• PROBLEM TO SOLVE: Copy the records below exactly, leaving out any pictures.

• EXERCISE MATERIAL:
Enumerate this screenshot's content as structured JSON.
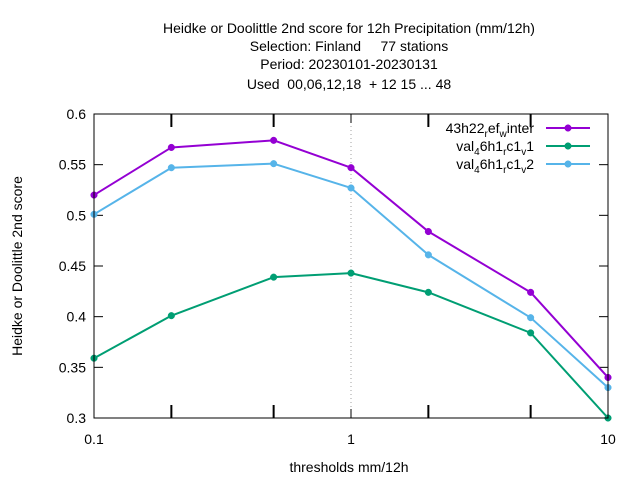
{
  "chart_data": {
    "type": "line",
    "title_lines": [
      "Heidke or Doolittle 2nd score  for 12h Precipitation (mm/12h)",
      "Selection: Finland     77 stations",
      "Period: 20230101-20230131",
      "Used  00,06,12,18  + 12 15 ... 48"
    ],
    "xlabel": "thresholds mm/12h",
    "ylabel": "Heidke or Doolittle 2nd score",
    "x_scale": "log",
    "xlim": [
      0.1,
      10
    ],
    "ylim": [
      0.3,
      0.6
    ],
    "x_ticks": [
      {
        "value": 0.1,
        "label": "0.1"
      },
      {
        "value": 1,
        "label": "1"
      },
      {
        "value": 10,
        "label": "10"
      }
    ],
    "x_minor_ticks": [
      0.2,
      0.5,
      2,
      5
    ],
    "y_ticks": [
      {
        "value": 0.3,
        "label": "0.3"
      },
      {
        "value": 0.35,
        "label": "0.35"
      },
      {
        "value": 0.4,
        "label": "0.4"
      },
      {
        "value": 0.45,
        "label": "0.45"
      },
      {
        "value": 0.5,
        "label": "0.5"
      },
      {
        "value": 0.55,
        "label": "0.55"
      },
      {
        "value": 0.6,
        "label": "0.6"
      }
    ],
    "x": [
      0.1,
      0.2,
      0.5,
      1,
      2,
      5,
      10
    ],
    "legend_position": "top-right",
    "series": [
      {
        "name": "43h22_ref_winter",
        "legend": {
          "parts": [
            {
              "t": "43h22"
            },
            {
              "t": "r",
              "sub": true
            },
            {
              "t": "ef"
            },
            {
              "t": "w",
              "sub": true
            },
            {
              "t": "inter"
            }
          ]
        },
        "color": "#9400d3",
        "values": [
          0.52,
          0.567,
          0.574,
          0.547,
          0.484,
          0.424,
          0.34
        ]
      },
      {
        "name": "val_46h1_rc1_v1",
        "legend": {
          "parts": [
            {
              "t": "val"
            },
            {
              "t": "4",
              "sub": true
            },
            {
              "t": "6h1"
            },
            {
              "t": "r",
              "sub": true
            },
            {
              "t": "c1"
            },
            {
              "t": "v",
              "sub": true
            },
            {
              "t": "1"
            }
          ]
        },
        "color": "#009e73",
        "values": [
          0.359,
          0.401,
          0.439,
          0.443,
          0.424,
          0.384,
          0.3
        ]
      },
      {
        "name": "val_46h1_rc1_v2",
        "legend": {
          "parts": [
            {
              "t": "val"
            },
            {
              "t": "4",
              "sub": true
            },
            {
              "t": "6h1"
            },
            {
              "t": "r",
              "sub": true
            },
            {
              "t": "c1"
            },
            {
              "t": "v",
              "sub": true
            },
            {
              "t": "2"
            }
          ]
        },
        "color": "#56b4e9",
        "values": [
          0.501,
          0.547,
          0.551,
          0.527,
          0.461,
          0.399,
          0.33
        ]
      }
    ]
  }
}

• WORKED ANSWER:
Enumerate this screenshot's content as structured JSON.
{
  "chart_data": {
    "type": "line",
    "title_lines": [
      "Heidke or Doolittle 2nd score  for 12h Precipitation (mm/12h)",
      "Selection: Finland     77 stations",
      "Period: 20230101-20230131",
      "Used  00,06,12,18  + 12 15 ... 48"
    ],
    "xlabel": "thresholds mm/12h",
    "ylabel": "Heidke or Doolittle 2nd score",
    "x_scale": "log",
    "xlim": [
      0.1,
      10
    ],
    "ylim": [
      0.3,
      0.6
    ],
    "x_ticks": [
      {
        "value": 0.1,
        "label": "0.1"
      },
      {
        "value": 1,
        "label": "1"
      },
      {
        "value": 10,
        "label": "10"
      }
    ],
    "x_minor_ticks": [
      0.2,
      0.5,
      2,
      5
    ],
    "y_ticks": [
      {
        "value": 0.3,
        "label": "0.3"
      },
      {
        "value": 0.35,
        "label": "0.35"
      },
      {
        "value": 0.4,
        "label": "0.4"
      },
      {
        "value": 0.45,
        "label": "0.45"
      },
      {
        "value": 0.5,
        "label": "0.5"
      },
      {
        "value": 0.55,
        "label": "0.55"
      },
      {
        "value": 0.6,
        "label": "0.6"
      }
    ],
    "x": [
      0.1,
      0.2,
      0.5,
      1,
      2,
      5,
      10
    ],
    "legend_position": "top-right",
    "series": [
      {
        "name": "43h22_ref_winter",
        "legend": {
          "parts": [
            {
              "t": "43h22"
            },
            {
              "t": "r",
              "sub": true
            },
            {
              "t": "ef"
            },
            {
              "t": "w",
              "sub": true
            },
            {
              "t": "inter"
            }
          ]
        },
        "color": "#9400d3",
        "values": [
          0.52,
          0.567,
          0.574,
          0.547,
          0.484,
          0.424,
          0.34
        ]
      },
      {
        "name": "val_46h1_rc1_v1",
        "legend": {
          "parts": [
            {
              "t": "val"
            },
            {
              "t": "4",
              "sub": true
            },
            {
              "t": "6h1"
            },
            {
              "t": "r",
              "sub": true
            },
            {
              "t": "c1"
            },
            {
              "t": "v",
              "sub": true
            },
            {
              "t": "1"
            }
          ]
        },
        "color": "#009e73",
        "values": [
          0.359,
          0.401,
          0.439,
          0.443,
          0.424,
          0.384,
          0.3
        ]
      },
      {
        "name": "val_46h1_rc1_v2",
        "legend": {
          "parts": [
            {
              "t": "val"
            },
            {
              "t": "4",
              "sub": true
            },
            {
              "t": "6h1"
            },
            {
              "t": "r",
              "sub": true
            },
            {
              "t": "c1"
            },
            {
              "t": "v",
              "sub": true
            },
            {
              "t": "2"
            }
          ]
        },
        "color": "#56b4e9",
        "values": [
          0.501,
          0.547,
          0.551,
          0.527,
          0.461,
          0.399,
          0.33
        ]
      }
    ]
  }
}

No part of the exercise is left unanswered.